— Short task —
Identify the lines holding "JSON" and copy them.

— Recorded data —
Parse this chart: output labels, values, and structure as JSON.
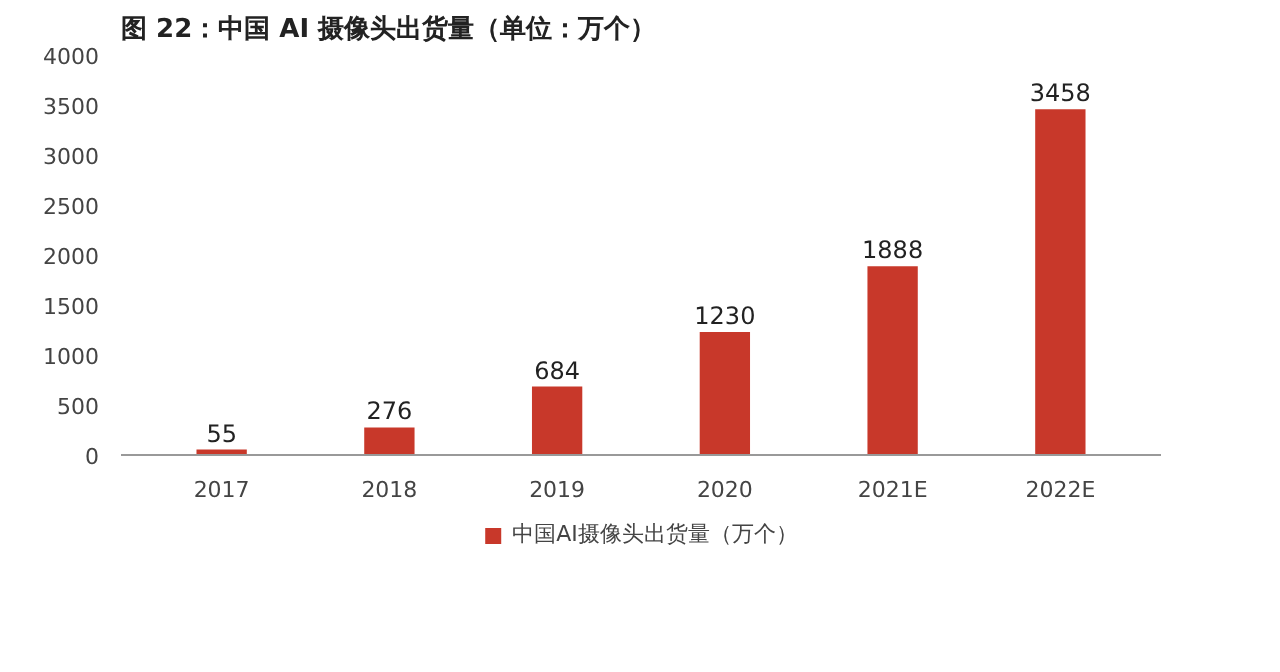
{
  "chart_data": {
    "type": "bar",
    "title": "图 22：中国 AI 摄像头出货量（单位：万个）",
    "categories": [
      "2017",
      "2018",
      "2019",
      "2020",
      "2021E",
      "2022E"
    ],
    "series": [
      {
        "name": "中国AI摄像头出货量（万个）",
        "color": "#c8382a",
        "values": [
          55,
          276,
          684,
          1230,
          1888,
          3458
        ]
      }
    ],
    "ylim": [
      0,
      4000
    ],
    "yticks": [
      0,
      500,
      1000,
      1500,
      2000,
      2500,
      3000,
      3500,
      4000
    ],
    "data_labels": true,
    "grid": false,
    "legend": "bottom"
  }
}
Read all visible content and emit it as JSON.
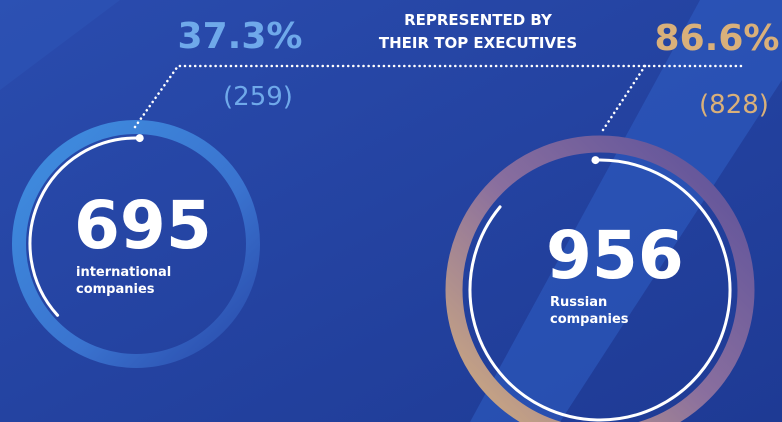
{
  "heading": {
    "lines": [
      "REPRESENTED BY",
      "THEIR TOP EXECUTIVES"
    ]
  },
  "groups": [
    {
      "share": "37.3%",
      "count": "(259)",
      "total": "695",
      "label": [
        "international",
        "companies"
      ]
    },
    {
      "share": "86.6%",
      "count": "(828)",
      "total": "956",
      "label": [
        "Russian",
        "companies"
      ]
    }
  ]
}
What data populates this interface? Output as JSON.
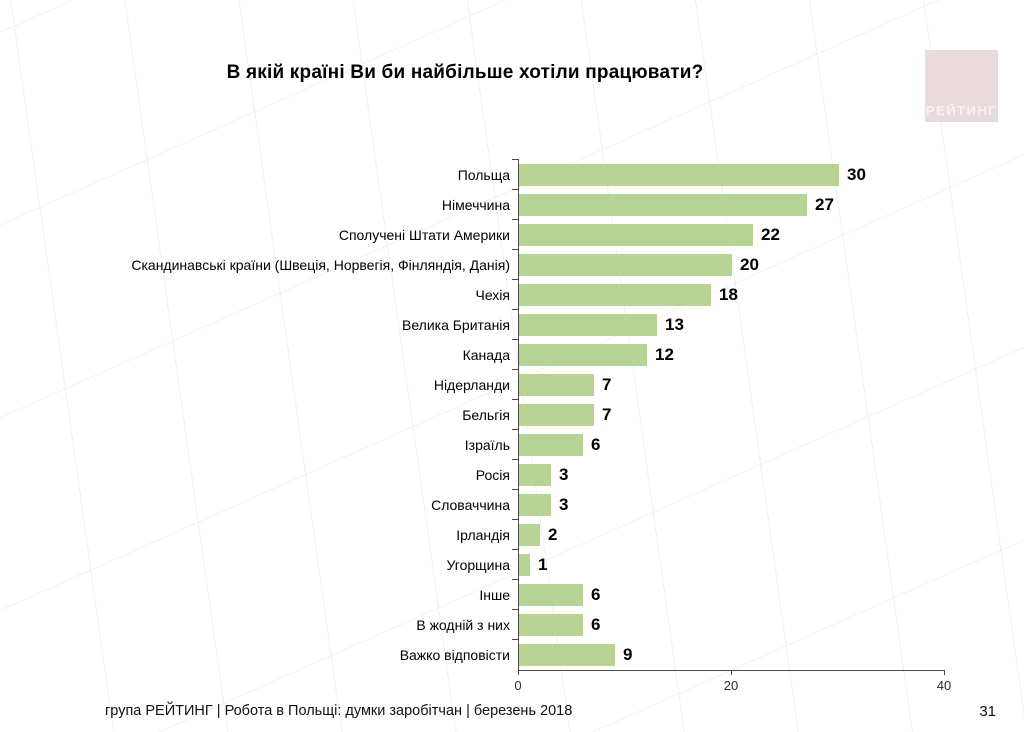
{
  "slide": {
    "title": "В якій країні Ви би найбільше хотіли працювати?",
    "footer": "група РЕЙТИНГ  | Робота в Польщі: думки заробітчан  |  березень 2018",
    "page_number": "31",
    "logo_text": "РЕЙТИНГ"
  },
  "colors": {
    "bar": "#b8d494",
    "axis": "#4a4a4a",
    "logo_bg": "#e9dbdb",
    "logo_text": "#f7f0f0"
  },
  "chart_data": {
    "type": "bar",
    "orientation": "horizontal",
    "title": "В якій країні Ви би найбільше хотіли працювати?",
    "categories": [
      "Польща",
      "Німеччина",
      "Сполучені Штати Америки",
      "Скандинавські країни (Швеція, Норвегія, Фінляндія, Данія)",
      "Чехія",
      "Велика Британія",
      "Канада",
      "Нідерланди",
      "Бельгія",
      "Ізраїль",
      "Росія",
      "Словаччина",
      "Ірландія",
      "Угорщина",
      "Інше",
      "В жодній з них",
      "Важко відповісти"
    ],
    "values": [
      30,
      27,
      22,
      20,
      18,
      13,
      12,
      7,
      7,
      6,
      3,
      3,
      2,
      1,
      6,
      6,
      9
    ],
    "value_labels": true,
    "xlabel": "",
    "ylabel": "",
    "xlim": [
      0,
      40
    ],
    "x_ticks": [
      0,
      20,
      40
    ],
    "x_tick_labels": [
      "0",
      "20",
      "40"
    ],
    "grid": false,
    "legend": "none"
  }
}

— Solution to the exercise —
Parse this chart: output labels, values, and structure as JSON.
Read all visible content and emit it as JSON.
What data populates this interface? Output as JSON.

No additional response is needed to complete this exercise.